> _STATED EXERCISE_
Reproduce these rows, switching every occurrence of "bar-count-label" to "column-total-label" and leaving everything else unchanged.

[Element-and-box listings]
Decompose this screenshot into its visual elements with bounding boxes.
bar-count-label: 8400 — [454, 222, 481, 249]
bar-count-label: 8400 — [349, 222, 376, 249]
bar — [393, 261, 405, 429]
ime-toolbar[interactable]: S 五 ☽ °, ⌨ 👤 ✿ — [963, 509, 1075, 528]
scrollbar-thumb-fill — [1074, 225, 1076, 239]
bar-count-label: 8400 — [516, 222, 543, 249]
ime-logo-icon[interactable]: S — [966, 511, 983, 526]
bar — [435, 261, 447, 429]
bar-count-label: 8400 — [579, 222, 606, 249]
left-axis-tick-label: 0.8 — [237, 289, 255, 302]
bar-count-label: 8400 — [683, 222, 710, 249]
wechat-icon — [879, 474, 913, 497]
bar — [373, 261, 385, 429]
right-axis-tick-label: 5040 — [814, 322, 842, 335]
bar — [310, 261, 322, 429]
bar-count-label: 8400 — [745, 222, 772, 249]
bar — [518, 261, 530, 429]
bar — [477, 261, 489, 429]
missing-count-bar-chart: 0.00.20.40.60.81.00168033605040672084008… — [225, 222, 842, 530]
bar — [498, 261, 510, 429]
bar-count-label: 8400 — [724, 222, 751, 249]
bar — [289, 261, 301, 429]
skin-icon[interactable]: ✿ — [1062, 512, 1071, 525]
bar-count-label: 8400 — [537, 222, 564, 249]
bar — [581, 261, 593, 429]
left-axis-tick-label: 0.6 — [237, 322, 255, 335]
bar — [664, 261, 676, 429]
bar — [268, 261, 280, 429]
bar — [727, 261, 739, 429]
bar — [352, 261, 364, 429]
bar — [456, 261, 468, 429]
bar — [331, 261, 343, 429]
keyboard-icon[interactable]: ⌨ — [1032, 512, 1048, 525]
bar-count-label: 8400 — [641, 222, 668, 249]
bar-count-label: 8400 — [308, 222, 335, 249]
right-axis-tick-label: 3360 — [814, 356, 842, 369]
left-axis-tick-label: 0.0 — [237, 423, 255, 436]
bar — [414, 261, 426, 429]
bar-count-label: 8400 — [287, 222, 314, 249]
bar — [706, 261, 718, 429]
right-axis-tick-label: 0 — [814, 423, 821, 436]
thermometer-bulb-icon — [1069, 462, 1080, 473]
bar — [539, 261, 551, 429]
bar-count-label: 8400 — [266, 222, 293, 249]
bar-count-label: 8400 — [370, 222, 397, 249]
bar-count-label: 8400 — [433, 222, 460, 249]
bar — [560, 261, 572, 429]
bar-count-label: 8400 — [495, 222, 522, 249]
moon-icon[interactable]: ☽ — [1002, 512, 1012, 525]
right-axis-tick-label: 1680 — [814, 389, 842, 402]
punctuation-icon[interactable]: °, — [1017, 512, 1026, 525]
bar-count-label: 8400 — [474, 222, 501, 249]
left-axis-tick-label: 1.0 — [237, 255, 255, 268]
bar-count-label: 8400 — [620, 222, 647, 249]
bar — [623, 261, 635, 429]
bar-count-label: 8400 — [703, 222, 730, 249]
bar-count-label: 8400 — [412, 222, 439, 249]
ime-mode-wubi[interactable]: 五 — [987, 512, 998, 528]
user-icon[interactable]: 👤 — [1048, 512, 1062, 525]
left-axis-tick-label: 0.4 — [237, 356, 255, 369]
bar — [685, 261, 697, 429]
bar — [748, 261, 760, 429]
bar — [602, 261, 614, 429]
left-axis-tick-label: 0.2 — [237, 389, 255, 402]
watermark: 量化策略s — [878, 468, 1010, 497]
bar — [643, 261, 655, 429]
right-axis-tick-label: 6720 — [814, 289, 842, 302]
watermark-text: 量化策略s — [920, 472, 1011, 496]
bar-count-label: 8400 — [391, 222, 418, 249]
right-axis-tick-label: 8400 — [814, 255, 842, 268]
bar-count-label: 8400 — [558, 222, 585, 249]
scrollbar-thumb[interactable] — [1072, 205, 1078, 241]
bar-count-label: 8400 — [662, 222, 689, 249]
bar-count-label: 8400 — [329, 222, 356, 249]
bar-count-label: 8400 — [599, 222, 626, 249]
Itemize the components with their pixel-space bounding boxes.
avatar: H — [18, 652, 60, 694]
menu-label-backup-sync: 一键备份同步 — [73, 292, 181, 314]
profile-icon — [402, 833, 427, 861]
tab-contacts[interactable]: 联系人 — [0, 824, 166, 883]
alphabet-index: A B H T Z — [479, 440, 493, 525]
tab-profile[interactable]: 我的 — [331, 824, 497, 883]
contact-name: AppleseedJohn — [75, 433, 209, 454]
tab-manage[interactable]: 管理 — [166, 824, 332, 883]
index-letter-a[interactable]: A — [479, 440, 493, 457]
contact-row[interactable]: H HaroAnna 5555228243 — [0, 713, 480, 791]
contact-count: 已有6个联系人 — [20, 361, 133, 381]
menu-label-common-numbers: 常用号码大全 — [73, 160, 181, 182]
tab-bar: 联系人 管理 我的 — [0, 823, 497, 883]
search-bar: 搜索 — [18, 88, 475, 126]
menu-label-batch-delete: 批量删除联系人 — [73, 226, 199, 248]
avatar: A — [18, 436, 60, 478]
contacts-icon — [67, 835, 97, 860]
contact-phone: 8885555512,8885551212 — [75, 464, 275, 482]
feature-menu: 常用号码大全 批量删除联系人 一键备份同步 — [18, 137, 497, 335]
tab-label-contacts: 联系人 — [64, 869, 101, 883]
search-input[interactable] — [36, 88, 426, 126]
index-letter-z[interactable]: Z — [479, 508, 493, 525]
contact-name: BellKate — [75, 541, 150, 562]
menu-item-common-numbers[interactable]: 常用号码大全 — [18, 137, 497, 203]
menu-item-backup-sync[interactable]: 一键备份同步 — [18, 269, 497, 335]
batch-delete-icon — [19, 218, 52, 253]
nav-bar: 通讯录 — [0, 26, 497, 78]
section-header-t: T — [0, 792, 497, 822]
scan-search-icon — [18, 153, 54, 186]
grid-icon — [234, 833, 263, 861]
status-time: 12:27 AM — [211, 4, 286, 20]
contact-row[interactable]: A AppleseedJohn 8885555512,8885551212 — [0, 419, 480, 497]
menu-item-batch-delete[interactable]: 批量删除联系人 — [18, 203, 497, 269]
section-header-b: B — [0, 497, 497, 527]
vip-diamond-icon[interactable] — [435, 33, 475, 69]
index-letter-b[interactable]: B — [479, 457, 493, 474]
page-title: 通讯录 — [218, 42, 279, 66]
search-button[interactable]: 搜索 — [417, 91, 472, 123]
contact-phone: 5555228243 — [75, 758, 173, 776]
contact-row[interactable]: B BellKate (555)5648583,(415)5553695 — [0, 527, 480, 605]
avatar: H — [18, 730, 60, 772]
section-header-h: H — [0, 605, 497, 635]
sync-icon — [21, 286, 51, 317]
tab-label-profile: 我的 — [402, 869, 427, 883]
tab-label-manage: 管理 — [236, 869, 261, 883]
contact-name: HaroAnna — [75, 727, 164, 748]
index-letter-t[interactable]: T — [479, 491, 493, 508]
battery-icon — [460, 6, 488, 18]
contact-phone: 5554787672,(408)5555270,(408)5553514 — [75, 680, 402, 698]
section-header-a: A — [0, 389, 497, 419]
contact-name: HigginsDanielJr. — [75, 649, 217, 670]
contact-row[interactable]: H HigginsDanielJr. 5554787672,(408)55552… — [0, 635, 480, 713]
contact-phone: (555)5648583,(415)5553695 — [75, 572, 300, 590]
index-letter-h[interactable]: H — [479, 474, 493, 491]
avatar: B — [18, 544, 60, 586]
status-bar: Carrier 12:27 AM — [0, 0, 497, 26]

> _THE OUTPUT_
Decompose this screenshot into its visual elements with bounding boxes.
column-total-label: 8400 — [454, 222, 481, 249]
column-total-label: 8400 — [349, 222, 376, 249]
bar — [393, 261, 405, 429]
ime-toolbar[interactable]: S 五 ☽ °, ⌨ 👤 ✿ — [963, 509, 1075, 528]
scrollbar-thumb-fill — [1074, 225, 1076, 239]
column-total-label: 8400 — [516, 222, 543, 249]
ime-logo-icon[interactable]: S — [966, 511, 983, 526]
bar — [435, 261, 447, 429]
column-total-label: 8400 — [579, 222, 606, 249]
left-axis-tick-label: 0.8 — [237, 289, 255, 302]
column-total-label: 8400 — [683, 222, 710, 249]
wechat-icon — [879, 474, 913, 497]
bar — [373, 261, 385, 429]
right-axis-tick-label: 5040 — [814, 322, 842, 335]
bar — [310, 261, 322, 429]
column-total-label: 8400 — [745, 222, 772, 249]
bar — [518, 261, 530, 429]
bar — [477, 261, 489, 429]
missing-count-bar-chart: 0.00.20.40.60.81.00168033605040672084008… — [225, 222, 842, 530]
bar — [498, 261, 510, 429]
column-total-label: 8400 — [724, 222, 751, 249]
bar — [289, 261, 301, 429]
skin-icon[interactable]: ✿ — [1062, 512, 1071, 525]
column-total-label: 8400 — [537, 222, 564, 249]
bar — [581, 261, 593, 429]
left-axis-tick-label: 0.6 — [237, 322, 255, 335]
bar — [664, 261, 676, 429]
bar — [268, 261, 280, 429]
bar — [727, 261, 739, 429]
bar — [352, 261, 364, 429]
bar — [456, 261, 468, 429]
bar — [331, 261, 343, 429]
keyboard-icon[interactable]: ⌨ — [1032, 512, 1048, 525]
column-total-label: 8400 — [641, 222, 668, 249]
column-total-label: 8400 — [308, 222, 335, 249]
right-axis-tick-label: 3360 — [814, 356, 842, 369]
left-axis-tick-label: 0.0 — [237, 423, 255, 436]
bar — [414, 261, 426, 429]
column-total-label: 8400 — [287, 222, 314, 249]
bar — [706, 261, 718, 429]
right-axis-tick-label: 0 — [814, 423, 821, 436]
thermometer-bulb-icon — [1069, 462, 1080, 473]
bar — [539, 261, 551, 429]
column-total-label: 8400 — [266, 222, 293, 249]
column-total-label: 8400 — [370, 222, 397, 249]
column-total-label: 8400 — [433, 222, 460, 249]
bar — [560, 261, 572, 429]
column-total-label: 8400 — [495, 222, 522, 249]
moon-icon[interactable]: ☽ — [1002, 512, 1012, 525]
right-axis-tick-label: 1680 — [814, 389, 842, 402]
punctuation-icon[interactable]: °, — [1017, 512, 1026, 525]
column-total-label: 8400 — [474, 222, 501, 249]
left-axis-tick-label: 1.0 — [237, 255, 255, 268]
column-total-label: 8400 — [620, 222, 647, 249]
bar — [623, 261, 635, 429]
column-total-label: 8400 — [703, 222, 730, 249]
column-total-label: 8400 — [412, 222, 439, 249]
ime-mode-wubi[interactable]: 五 — [987, 512, 998, 528]
user-icon[interactable]: 👤 — [1048, 512, 1062, 525]
left-axis-tick-label: 0.4 — [237, 356, 255, 369]
bar — [685, 261, 697, 429]
bar — [748, 261, 760, 429]
bar — [602, 261, 614, 429]
left-axis-tick-label: 0.2 — [237, 389, 255, 402]
watermark: 量化策略s — [878, 468, 1010, 497]
bar — [643, 261, 655, 429]
right-axis-tick-label: 6720 — [814, 289, 842, 302]
watermark-text: 量化策略s — [920, 472, 1011, 496]
column-total-label: 8400 — [391, 222, 418, 249]
right-axis-tick-label: 8400 — [814, 255, 842, 268]
column-total-label: 8400 — [558, 222, 585, 249]
scrollbar-thumb[interactable] — [1072, 205, 1078, 241]
column-total-label: 8400 — [662, 222, 689, 249]
column-total-label: 8400 — [329, 222, 356, 249]
column-total-label: 8400 — [599, 222, 626, 249]
Itemize the components with their pixel-space bounding boxes.
avatar: H — [18, 652, 60, 694]
menu-label-backup-sync: 一键备份同步 — [73, 292, 181, 314]
profile-icon — [402, 833, 427, 861]
tab-contacts[interactable]: 联系人 — [0, 824, 166, 883]
alphabet-index: A B H T Z — [479, 440, 493, 525]
tab-profile[interactable]: 我的 — [331, 824, 497, 883]
contact-name: AppleseedJohn — [75, 433, 209, 454]
tab-manage[interactable]: 管理 — [166, 824, 332, 883]
index-letter-a[interactable]: A — [479, 440, 493, 457]
contact-row[interactable]: H HaroAnna 5555228243 — [0, 713, 480, 791]
contact-count: 已有6个联系人 — [20, 361, 133, 381]
menu-label-common-numbers: 常用号码大全 — [73, 160, 181, 182]
tab-bar: 联系人 管理 我的 — [0, 823, 497, 883]
search-bar: 搜索 — [18, 88, 475, 126]
menu-label-batch-delete: 批量删除联系人 — [73, 226, 199, 248]
avatar: A — [18, 436, 60, 478]
contacts-icon — [67, 835, 97, 860]
contact-phone: 8885555512,8885551212 — [75, 464, 275, 482]
feature-menu: 常用号码大全 批量删除联系人 一键备份同步 — [18, 137, 497, 335]
tab-label-contacts: 联系人 — [64, 869, 101, 883]
search-input[interactable] — [36, 88, 426, 126]
index-letter-z[interactable]: Z — [479, 508, 493, 525]
contact-name: BellKate — [75, 541, 150, 562]
menu-item-common-numbers[interactable]: 常用号码大全 — [18, 137, 497, 203]
menu-item-backup-sync[interactable]: 一键备份同步 — [18, 269, 497, 335]
batch-delete-icon — [19, 218, 52, 253]
nav-bar: 通讯录 — [0, 26, 497, 78]
section-header-t: T — [0, 792, 497, 822]
scan-search-icon — [18, 153, 54, 186]
grid-icon — [234, 833, 263, 861]
status-time: 12:27 AM — [211, 4, 286, 20]
contact-row[interactable]: A AppleseedJohn 8885555512,8885551212 — [0, 419, 480, 497]
menu-item-batch-delete[interactable]: 批量删除联系人 — [18, 203, 497, 269]
section-header-b: B — [0, 497, 497, 527]
vip-diamond-icon[interactable] — [435, 33, 475, 69]
index-letter-b[interactable]: B — [479, 457, 493, 474]
page-title: 通讯录 — [218, 42, 279, 66]
search-button[interactable]: 搜索 — [417, 91, 472, 123]
contact-phone: 5555228243 — [75, 758, 173, 776]
contact-row[interactable]: B BellKate (555)5648583,(415)5553695 — [0, 527, 480, 605]
avatar: H — [18, 730, 60, 772]
section-header-h: H — [0, 605, 497, 635]
sync-icon — [21, 286, 51, 317]
tab-label-profile: 我的 — [402, 869, 427, 883]
tab-label-manage: 管理 — [236, 869, 261, 883]
contact-name: HaroAnna — [75, 727, 164, 748]
index-letter-t[interactable]: T — [479, 491, 493, 508]
battery-icon — [460, 6, 488, 18]
contact-phone: 5554787672,(408)5555270,(408)5553514 — [75, 680, 402, 698]
section-header-a: A — [0, 389, 497, 419]
contact-name: HigginsDanielJr. — [75, 649, 217, 670]
contact-row[interactable]: H HigginsDanielJr. 5554787672,(408)55552… — [0, 635, 480, 713]
contact-phone: (555)5648583,(415)5553695 — [75, 572, 300, 590]
index-letter-h[interactable]: H — [479, 474, 493, 491]
avatar: B — [18, 544, 60, 586]
status-bar: Carrier 12:27 AM — [0, 0, 497, 26]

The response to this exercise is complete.